→ To do:
Print the data exactly as it is given, please.

→ Data for this exercise:
··········

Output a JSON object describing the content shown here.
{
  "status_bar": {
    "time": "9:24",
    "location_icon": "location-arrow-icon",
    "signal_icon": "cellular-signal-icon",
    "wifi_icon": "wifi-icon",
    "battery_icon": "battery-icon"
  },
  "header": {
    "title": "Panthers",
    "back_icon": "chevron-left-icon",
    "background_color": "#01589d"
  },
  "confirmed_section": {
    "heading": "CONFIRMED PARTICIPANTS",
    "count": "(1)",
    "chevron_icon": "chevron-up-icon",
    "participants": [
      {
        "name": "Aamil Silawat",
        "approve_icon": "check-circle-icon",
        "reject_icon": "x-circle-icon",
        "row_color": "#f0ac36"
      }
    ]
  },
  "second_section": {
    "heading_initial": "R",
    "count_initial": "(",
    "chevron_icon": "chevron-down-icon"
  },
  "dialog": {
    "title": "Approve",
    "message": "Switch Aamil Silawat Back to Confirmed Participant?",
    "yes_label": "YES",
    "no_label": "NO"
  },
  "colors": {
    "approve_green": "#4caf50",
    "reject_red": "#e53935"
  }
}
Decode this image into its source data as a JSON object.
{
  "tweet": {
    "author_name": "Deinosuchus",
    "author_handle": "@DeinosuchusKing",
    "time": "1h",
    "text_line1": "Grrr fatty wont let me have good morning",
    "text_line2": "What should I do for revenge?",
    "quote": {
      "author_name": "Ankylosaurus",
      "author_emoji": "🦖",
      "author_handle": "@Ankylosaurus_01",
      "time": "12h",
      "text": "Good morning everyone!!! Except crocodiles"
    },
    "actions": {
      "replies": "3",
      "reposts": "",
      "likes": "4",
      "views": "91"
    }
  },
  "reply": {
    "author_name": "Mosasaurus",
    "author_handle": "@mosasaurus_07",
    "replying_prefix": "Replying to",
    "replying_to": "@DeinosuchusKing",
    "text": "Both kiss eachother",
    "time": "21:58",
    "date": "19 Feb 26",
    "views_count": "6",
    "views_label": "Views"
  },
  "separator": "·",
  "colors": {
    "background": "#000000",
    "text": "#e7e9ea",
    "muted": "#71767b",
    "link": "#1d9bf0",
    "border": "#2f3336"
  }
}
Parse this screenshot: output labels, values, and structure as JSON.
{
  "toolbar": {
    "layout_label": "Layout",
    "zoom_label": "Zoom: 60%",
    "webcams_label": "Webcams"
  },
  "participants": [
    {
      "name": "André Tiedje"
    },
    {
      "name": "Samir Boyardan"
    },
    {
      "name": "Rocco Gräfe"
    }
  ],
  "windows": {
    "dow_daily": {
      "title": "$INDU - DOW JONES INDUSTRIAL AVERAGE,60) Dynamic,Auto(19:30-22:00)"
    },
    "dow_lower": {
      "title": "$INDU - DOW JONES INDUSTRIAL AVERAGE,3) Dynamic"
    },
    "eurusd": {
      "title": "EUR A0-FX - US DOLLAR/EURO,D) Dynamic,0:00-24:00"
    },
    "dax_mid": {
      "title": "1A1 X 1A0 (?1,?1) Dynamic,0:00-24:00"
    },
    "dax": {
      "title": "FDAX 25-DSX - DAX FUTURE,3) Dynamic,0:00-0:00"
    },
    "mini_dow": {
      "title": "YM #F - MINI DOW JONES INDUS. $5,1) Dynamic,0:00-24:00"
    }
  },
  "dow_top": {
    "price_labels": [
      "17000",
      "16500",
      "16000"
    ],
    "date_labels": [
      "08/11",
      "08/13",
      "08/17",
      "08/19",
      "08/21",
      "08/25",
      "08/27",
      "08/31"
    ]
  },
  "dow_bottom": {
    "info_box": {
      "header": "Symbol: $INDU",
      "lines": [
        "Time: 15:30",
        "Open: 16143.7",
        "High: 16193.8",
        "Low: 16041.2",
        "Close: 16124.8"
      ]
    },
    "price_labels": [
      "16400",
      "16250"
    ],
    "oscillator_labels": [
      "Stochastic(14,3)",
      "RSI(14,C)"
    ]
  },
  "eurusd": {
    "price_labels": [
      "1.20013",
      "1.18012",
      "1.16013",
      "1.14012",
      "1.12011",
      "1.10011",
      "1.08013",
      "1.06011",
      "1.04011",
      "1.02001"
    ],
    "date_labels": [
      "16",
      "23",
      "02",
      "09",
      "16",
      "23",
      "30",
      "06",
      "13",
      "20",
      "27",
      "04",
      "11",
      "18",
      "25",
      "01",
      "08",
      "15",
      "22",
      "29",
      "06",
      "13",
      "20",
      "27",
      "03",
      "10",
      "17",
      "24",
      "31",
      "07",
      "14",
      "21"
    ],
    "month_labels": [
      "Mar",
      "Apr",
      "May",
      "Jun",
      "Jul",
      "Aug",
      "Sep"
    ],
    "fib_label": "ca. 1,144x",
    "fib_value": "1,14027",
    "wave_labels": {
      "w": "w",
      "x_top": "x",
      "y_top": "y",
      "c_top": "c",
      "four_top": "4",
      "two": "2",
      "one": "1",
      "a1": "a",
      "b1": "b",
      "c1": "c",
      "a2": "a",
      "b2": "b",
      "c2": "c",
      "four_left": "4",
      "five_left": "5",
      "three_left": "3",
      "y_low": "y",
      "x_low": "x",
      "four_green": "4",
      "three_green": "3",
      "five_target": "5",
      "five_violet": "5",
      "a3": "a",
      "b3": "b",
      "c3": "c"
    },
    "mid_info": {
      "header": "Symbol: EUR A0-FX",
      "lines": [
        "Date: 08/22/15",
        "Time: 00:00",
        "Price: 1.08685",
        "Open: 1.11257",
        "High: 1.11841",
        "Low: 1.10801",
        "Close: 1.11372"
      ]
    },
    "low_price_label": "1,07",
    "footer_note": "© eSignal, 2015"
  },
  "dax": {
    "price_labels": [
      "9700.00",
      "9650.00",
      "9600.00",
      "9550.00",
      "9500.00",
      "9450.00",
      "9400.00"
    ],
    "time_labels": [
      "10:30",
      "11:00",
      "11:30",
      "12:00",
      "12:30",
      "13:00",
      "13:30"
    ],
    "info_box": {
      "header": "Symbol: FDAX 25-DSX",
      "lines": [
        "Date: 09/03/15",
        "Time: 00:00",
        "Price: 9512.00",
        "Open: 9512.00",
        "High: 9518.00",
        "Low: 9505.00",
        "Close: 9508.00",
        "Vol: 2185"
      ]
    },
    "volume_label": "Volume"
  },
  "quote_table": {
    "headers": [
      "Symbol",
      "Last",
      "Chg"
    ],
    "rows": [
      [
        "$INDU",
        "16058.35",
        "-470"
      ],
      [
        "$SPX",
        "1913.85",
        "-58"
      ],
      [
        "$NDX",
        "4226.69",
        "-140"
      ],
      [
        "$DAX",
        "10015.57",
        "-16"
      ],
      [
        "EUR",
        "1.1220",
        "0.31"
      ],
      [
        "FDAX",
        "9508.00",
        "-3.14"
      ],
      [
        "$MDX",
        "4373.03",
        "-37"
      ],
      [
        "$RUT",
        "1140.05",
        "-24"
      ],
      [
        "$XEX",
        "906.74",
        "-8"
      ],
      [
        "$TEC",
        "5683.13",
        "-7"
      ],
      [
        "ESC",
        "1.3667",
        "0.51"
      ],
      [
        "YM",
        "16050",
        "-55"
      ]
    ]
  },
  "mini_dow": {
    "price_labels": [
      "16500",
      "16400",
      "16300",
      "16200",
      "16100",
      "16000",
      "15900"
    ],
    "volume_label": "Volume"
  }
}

··········

→ Solution for this problem:
Output a JSON object describing the content shown here.
{
  "status_bar": {
    "time": "9:24",
    "location_icon": "location-arrow-icon",
    "signal_icon": "cellular-signal-icon",
    "wifi_icon": "wifi-icon",
    "battery_icon": "battery-icon"
  },
  "header": {
    "title": "Panthers",
    "back_icon": "chevron-left-icon",
    "background_color": "#01589d"
  },
  "confirmed_section": {
    "heading": "CONFIRMED PARTICIPANTS",
    "count": "(1)",
    "chevron_icon": "chevron-up-icon",
    "participants": [
      {
        "name": "Aamil Silawat",
        "approve_icon": "check-circle-icon",
        "reject_icon": "x-circle-icon",
        "row_color": "#f0ac36"
      }
    ]
  },
  "second_section": {
    "heading_initial": "R",
    "count_initial": "(",
    "chevron_icon": "chevron-down-icon"
  },
  "dialog": {
    "title": "Approve",
    "message": "Switch Aamil Silawat Back to Confirmed Participant?",
    "yes_label": "YES",
    "no_label": "NO"
  },
  "colors": {
    "approve_green": "#4caf50",
    "reject_red": "#e53935"
  }
}
Decode this image into its source data as a JSON object.
{
  "tweet": {
    "author_name": "Deinosuchus",
    "author_handle": "@DeinosuchusKing",
    "time": "1h",
    "text_line1": "Grrr fatty wont let me have good morning",
    "text_line2": "What should I do for revenge?",
    "quote": {
      "author_name": "Ankylosaurus",
      "author_emoji": "🦖",
      "author_handle": "@Ankylosaurus_01",
      "time": "12h",
      "text": "Good morning everyone!!! Except crocodiles"
    },
    "actions": {
      "replies": "3",
      "reposts": "",
      "likes": "4",
      "views": "91"
    }
  },
  "reply": {
    "author_name": "Mosasaurus",
    "author_handle": "@mosasaurus_07",
    "replying_prefix": "Replying to",
    "replying_to": "@DeinosuchusKing",
    "text": "Both kiss eachother",
    "time": "21:58",
    "date": "19 Feb 26",
    "views_count": "6",
    "views_label": "Views"
  },
  "separator": "·",
  "colors": {
    "background": "#000000",
    "text": "#e7e9ea",
    "muted": "#71767b",
    "link": "#1d9bf0",
    "border": "#2f3336"
  }
}
Parse this screenshot: output labels, values, and structure as JSON.
{
  "toolbar": {
    "layout_label": "Layout",
    "zoom_label": "Zoom: 60%",
    "webcams_label": "Webcams"
  },
  "participants": [
    {
      "name": "André Tiedje"
    },
    {
      "name": "Samir Boyardan"
    },
    {
      "name": "Rocco Gräfe"
    }
  ],
  "windows": {
    "dow_daily": {
      "title": "$INDU - DOW JONES INDUSTRIAL AVERAGE,60) Dynamic,Auto(19:30-22:00)"
    },
    "dow_lower": {
      "title": "$INDU - DOW JONES INDUSTRIAL AVERAGE,3) Dynamic"
    },
    "eurusd": {
      "title": "EUR A0-FX - US DOLLAR/EURO,D) Dynamic,0:00-24:00"
    },
    "dax_mid": {
      "title": "1A1 X 1A0 (?1,?1) Dynamic,0:00-24:00"
    },
    "dax": {
      "title": "FDAX 25-DSX - DAX FUTURE,3) Dynamic,0:00-0:00"
    },
    "mini_dow": {
      "title": "YM #F - MINI DOW JONES INDUS. $5,1) Dynamic,0:00-24:00"
    }
  },
  "dow_top": {
    "price_labels": [
      "17000",
      "16500",
      "16000"
    ],
    "date_labels": [
      "08/11",
      "08/13",
      "08/17",
      "08/19",
      "08/21",
      "08/25",
      "08/27",
      "08/31"
    ]
  },
  "dow_bottom": {
    "info_box": {
      "header": "Symbol: $INDU",
      "lines": [
        "Time: 15:30",
        "Open: 16143.7",
        "High: 16193.8",
        "Low: 16041.2",
        "Close: 16124.8"
      ]
    },
    "price_labels": [
      "16400",
      "16250"
    ],
    "oscillator_labels": [
      "Stochastic(14,3)",
      "RSI(14,C)"
    ]
  },
  "eurusd": {
    "price_labels": [
      "1.20013",
      "1.18012",
      "1.16013",
      "1.14012",
      "1.12011",
      "1.10011",
      "1.08013",
      "1.06011",
      "1.04011",
      "1.02001"
    ],
    "date_labels": [
      "16",
      "23",
      "02",
      "09",
      "16",
      "23",
      "30",
      "06",
      "13",
      "20",
      "27",
      "04",
      "11",
      "18",
      "25",
      "01",
      "08",
      "15",
      "22",
      "29",
      "06",
      "13",
      "20",
      "27",
      "03",
      "10",
      "17",
      "24",
      "31",
      "07",
      "14",
      "21"
    ],
    "month_labels": [
      "Mar",
      "Apr",
      "May",
      "Jun",
      "Jul",
      "Aug",
      "Sep"
    ],
    "fib_label": "ca. 1,144x",
    "fib_value": "1,14027",
    "wave_labels": {
      "w": "w",
      "x_top": "x",
      "y_top": "y",
      "c_top": "c",
      "four_top": "4",
      "two": "2",
      "one": "1",
      "a1": "a",
      "b1": "b",
      "c1": "c",
      "a2": "a",
      "b2": "b",
      "c2": "c",
      "four_left": "4",
      "five_left": "5",
      "three_left": "3",
      "y_low": "y",
      "x_low": "x",
      "four_green": "4",
      "three_green": "3",
      "five_target": "5",
      "five_violet": "5",
      "a3": "a",
      "b3": "b",
      "c3": "c"
    },
    "mid_info": {
      "header": "Symbol: EUR A0-FX",
      "lines": [
        "Date: 08/22/15",
        "Time: 00:00",
        "Price: 1.08685",
        "Open: 1.11257",
        "High: 1.11841",
        "Low: 1.10801",
        "Close: 1.11372"
      ]
    },
    "low_price_label": "1,07",
    "footer_note": "© eSignal, 2015"
  },
  "dax": {
    "price_labels": [
      "9700.00",
      "9650.00",
      "9600.00",
      "9550.00",
      "9500.00",
      "9450.00",
      "9400.00"
    ],
    "time_labels": [
      "10:30",
      "11:00",
      "11:30",
      "12:00",
      "12:30",
      "13:00",
      "13:30"
    ],
    "info_box": {
      "header": "Symbol: FDAX 25-DSX",
      "lines": [
        "Date: 09/03/15",
        "Time: 00:00",
        "Price: 9512.00",
        "Open: 9512.00",
        "High: 9518.00",
        "Low: 9505.00",
        "Close: 9508.00",
        "Vol: 2185"
      ]
    },
    "volume_label": "Volume"
  },
  "quote_table": {
    "headers": [
      "Symbol",
      "Last",
      "Chg"
    ],
    "rows": [
      [
        "$INDU",
        "16058.35",
        "-470"
      ],
      [
        "$SPX",
        "1913.85",
        "-58"
      ],
      [
        "$NDX",
        "4226.69",
        "-140"
      ],
      [
        "$DAX",
        "10015.57",
        "-16"
      ],
      [
        "EUR",
        "1.1220",
        "0.31"
      ],
      [
        "FDAX",
        "9508.00",
        "-3.14"
      ],
      [
        "$MDX",
        "4373.03",
        "-37"
      ],
      [
        "$RUT",
        "1140.05",
        "-24"
      ],
      [
        "$XEX",
        "906.74",
        "-8"
      ],
      [
        "$TEC",
        "5683.13",
        "-7"
      ],
      [
        "ESC",
        "1.3667",
        "0.51"
      ],
      [
        "YM",
        "16050",
        "-55"
      ]
    ]
  },
  "mini_dow": {
    "price_labels": [
      "16500",
      "16400",
      "16300",
      "16200",
      "16100",
      "16000",
      "15900"
    ],
    "volume_label": "Volume"
  }
}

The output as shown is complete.